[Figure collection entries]

● ● ●

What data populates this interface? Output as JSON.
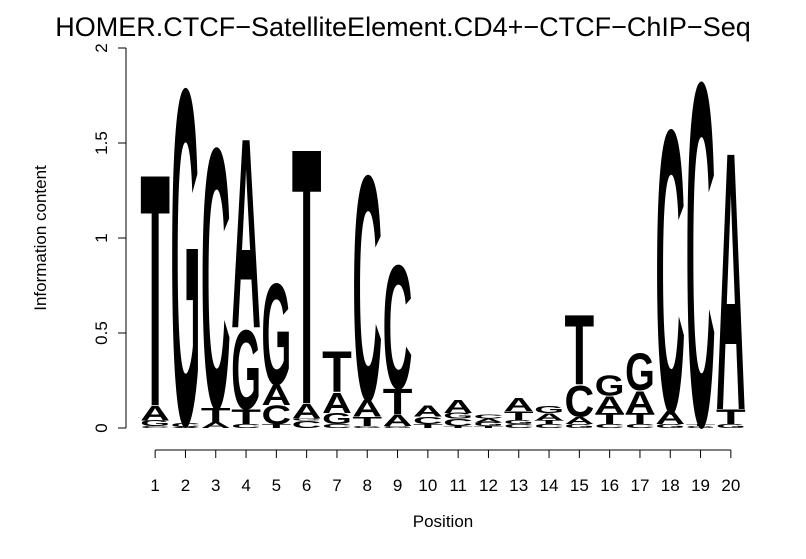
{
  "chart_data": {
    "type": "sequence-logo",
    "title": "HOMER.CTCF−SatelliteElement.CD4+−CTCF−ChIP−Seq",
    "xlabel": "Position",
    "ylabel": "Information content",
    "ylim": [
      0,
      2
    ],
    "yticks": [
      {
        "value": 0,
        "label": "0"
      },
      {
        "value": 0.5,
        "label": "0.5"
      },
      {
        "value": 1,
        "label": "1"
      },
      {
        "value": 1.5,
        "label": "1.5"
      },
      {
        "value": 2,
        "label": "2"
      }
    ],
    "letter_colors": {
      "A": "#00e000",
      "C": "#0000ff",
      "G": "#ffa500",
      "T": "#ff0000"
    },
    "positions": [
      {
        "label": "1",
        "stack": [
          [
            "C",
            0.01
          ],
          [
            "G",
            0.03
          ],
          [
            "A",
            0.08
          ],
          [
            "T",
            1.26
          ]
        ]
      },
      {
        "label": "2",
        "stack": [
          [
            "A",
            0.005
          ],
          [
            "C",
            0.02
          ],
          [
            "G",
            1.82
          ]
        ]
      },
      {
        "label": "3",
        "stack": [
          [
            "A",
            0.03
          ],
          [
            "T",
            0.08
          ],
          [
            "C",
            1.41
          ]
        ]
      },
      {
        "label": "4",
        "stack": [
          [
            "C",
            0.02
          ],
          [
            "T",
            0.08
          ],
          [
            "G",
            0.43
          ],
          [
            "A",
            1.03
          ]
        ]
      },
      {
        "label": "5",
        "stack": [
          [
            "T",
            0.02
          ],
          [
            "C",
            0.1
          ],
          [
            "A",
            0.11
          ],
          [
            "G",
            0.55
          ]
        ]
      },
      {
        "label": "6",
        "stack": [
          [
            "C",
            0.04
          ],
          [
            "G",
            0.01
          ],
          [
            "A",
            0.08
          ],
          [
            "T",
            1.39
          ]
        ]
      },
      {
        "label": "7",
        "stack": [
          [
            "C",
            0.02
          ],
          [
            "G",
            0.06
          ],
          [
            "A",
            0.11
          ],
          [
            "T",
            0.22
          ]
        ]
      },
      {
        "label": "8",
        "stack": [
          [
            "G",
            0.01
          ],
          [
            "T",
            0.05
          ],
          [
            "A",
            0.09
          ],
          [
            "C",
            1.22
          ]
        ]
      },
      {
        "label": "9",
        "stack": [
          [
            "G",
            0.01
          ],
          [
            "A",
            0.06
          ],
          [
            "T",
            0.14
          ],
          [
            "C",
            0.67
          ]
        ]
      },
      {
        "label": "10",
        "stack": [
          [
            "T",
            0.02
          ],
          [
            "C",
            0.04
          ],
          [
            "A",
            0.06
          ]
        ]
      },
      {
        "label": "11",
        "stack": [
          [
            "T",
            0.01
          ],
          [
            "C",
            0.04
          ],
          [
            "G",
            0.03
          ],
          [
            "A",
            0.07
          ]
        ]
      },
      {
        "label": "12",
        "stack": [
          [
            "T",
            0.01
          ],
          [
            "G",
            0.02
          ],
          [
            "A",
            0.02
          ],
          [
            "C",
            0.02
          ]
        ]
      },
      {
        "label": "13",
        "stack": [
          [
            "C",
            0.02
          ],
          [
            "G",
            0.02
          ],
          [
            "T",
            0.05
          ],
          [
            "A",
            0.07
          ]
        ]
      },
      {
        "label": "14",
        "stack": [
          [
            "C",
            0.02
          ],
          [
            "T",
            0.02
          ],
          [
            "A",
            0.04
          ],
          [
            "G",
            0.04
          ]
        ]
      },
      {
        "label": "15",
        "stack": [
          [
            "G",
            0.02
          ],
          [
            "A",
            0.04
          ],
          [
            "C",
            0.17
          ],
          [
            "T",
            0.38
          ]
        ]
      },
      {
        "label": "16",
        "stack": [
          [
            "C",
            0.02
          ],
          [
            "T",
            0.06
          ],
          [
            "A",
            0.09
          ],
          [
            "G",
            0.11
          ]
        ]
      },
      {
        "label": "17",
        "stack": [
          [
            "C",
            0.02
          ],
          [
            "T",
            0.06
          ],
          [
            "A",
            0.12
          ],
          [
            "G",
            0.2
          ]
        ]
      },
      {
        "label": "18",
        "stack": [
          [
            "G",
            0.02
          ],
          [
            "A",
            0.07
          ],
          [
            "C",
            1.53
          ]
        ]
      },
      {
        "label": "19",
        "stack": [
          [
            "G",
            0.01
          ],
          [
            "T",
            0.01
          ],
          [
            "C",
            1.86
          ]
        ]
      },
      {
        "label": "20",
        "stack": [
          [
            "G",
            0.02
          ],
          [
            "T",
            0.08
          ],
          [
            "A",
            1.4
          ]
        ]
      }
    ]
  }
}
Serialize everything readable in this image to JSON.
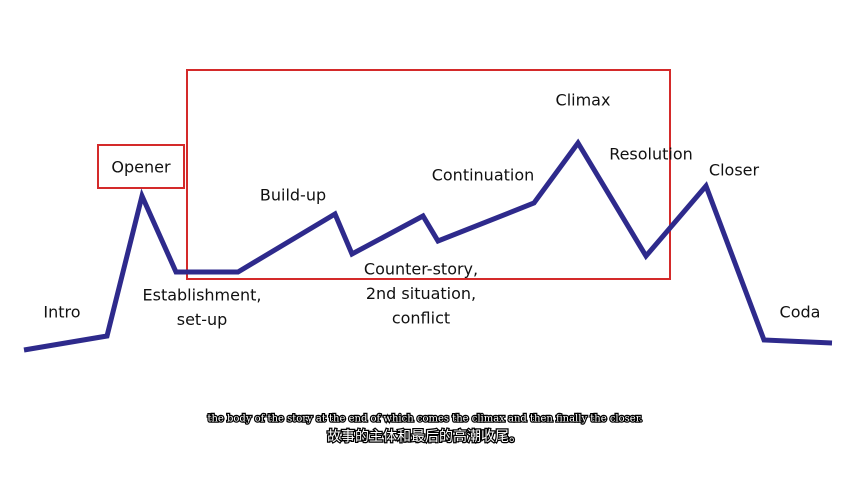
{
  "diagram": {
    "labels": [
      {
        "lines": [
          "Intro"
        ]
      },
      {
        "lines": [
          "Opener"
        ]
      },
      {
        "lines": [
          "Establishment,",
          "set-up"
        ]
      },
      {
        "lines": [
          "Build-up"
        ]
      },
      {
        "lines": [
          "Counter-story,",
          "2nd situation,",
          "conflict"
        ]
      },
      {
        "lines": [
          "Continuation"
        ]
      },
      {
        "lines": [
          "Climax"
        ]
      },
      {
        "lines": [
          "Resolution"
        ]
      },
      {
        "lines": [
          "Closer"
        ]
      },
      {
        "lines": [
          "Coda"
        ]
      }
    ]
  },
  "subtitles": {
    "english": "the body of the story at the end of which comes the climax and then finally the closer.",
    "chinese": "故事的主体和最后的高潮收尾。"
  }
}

● ● ●

## PROBLEM DESCRIPTION
Collect, from the material above, every line containing the word "story".

## FULL SOLUTION
          "Counter-story,",
    "english": "the body of the story at the end of which comes the climax and then finally the closer.",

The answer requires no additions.